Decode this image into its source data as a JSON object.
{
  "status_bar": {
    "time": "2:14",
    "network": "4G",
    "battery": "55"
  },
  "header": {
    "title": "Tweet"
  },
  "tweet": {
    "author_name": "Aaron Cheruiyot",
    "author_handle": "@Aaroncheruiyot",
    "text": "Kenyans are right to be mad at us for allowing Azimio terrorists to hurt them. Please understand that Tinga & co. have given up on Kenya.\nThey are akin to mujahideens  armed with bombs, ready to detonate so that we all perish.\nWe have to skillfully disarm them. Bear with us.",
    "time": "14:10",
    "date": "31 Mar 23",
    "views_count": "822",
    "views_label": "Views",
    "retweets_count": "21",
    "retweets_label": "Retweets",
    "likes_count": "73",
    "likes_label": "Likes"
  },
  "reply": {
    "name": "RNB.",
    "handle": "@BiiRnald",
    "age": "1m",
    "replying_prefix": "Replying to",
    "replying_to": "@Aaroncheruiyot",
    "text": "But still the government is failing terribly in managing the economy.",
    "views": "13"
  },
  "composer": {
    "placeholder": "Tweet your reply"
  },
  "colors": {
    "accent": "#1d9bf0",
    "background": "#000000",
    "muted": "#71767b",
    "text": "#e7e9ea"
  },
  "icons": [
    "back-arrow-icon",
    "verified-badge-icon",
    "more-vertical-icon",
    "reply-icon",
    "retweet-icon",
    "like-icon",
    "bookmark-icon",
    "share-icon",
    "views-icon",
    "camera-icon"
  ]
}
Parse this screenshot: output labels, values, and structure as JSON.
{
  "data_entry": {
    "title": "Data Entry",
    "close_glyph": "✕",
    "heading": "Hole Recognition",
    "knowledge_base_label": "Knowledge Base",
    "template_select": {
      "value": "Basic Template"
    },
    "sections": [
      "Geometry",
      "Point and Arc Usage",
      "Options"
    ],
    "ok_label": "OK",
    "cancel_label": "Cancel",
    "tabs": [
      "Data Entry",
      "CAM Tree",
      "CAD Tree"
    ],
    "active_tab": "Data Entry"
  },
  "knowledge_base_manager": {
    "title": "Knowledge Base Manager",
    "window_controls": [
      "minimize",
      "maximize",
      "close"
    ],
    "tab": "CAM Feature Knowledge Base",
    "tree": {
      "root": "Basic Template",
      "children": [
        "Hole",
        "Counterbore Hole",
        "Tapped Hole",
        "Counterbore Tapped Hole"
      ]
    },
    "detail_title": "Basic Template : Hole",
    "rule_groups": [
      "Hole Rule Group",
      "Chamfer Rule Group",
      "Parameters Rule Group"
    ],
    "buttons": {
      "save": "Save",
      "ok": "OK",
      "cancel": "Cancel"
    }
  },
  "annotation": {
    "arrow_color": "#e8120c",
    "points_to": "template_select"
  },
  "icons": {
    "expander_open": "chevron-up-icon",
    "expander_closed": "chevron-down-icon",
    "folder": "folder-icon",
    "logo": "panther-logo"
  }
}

_ _ _ _ _ _ _

- Exercise details
Repeat every line of the material exactly as given.

- Task response
Decode this image into its source data as a JSON object.
{
  "status_bar": {
    "time": "2:14",
    "network": "4G",
    "battery": "55"
  },
  "header": {
    "title": "Tweet"
  },
  "tweet": {
    "author_name": "Aaron Cheruiyot",
    "author_handle": "@Aaroncheruiyot",
    "text": "Kenyans are right to be mad at us for allowing Azimio terrorists to hurt them. Please understand that Tinga & co. have given up on Kenya.\nThey are akin to mujahideens  armed with bombs, ready to detonate so that we all perish.\nWe have to skillfully disarm them. Bear with us.",
    "time": "14:10",
    "date": "31 Mar 23",
    "views_count": "822",
    "views_label": "Views",
    "retweets_count": "21",
    "retweets_label": "Retweets",
    "likes_count": "73",
    "likes_label": "Likes"
  },
  "reply": {
    "name": "RNB.",
    "handle": "@BiiRnald",
    "age": "1m",
    "replying_prefix": "Replying to",
    "replying_to": "@Aaroncheruiyot",
    "text": "But still the government is failing terribly in managing the economy.",
    "views": "13"
  },
  "composer": {
    "placeholder": "Tweet your reply"
  },
  "colors": {
    "accent": "#1d9bf0",
    "background": "#000000",
    "muted": "#71767b",
    "text": "#e7e9ea"
  },
  "icons": [
    "back-arrow-icon",
    "verified-badge-icon",
    "more-vertical-icon",
    "reply-icon",
    "retweet-icon",
    "like-icon",
    "bookmark-icon",
    "share-icon",
    "views-icon",
    "camera-icon"
  ]
}
Parse this screenshot: output labels, values, and structure as JSON.
{
  "data_entry": {
    "title": "Data Entry",
    "close_glyph": "✕",
    "heading": "Hole Recognition",
    "knowledge_base_label": "Knowledge Base",
    "template_select": {
      "value": "Basic Template"
    },
    "sections": [
      "Geometry",
      "Point and Arc Usage",
      "Options"
    ],
    "ok_label": "OK",
    "cancel_label": "Cancel",
    "tabs": [
      "Data Entry",
      "CAM Tree",
      "CAD Tree"
    ],
    "active_tab": "Data Entry"
  },
  "knowledge_base_manager": {
    "title": "Knowledge Base Manager",
    "window_controls": [
      "minimize",
      "maximize",
      "close"
    ],
    "tab": "CAM Feature Knowledge Base",
    "tree": {
      "root": "Basic Template",
      "children": [
        "Hole",
        "Counterbore Hole",
        "Tapped Hole",
        "Counterbore Tapped Hole"
      ]
    },
    "detail_title": "Basic Template : Hole",
    "rule_groups": [
      "Hole Rule Group",
      "Chamfer Rule Group",
      "Parameters Rule Group"
    ],
    "buttons": {
      "save": "Save",
      "ok": "OK",
      "cancel": "Cancel"
    }
  },
  "annotation": {
    "arrow_color": "#e8120c",
    "points_to": "template_select"
  },
  "icons": {
    "expander_open": "chevron-up-icon",
    "expander_closed": "chevron-down-icon",
    "folder": "folder-icon",
    "logo": "panther-logo"
  }
}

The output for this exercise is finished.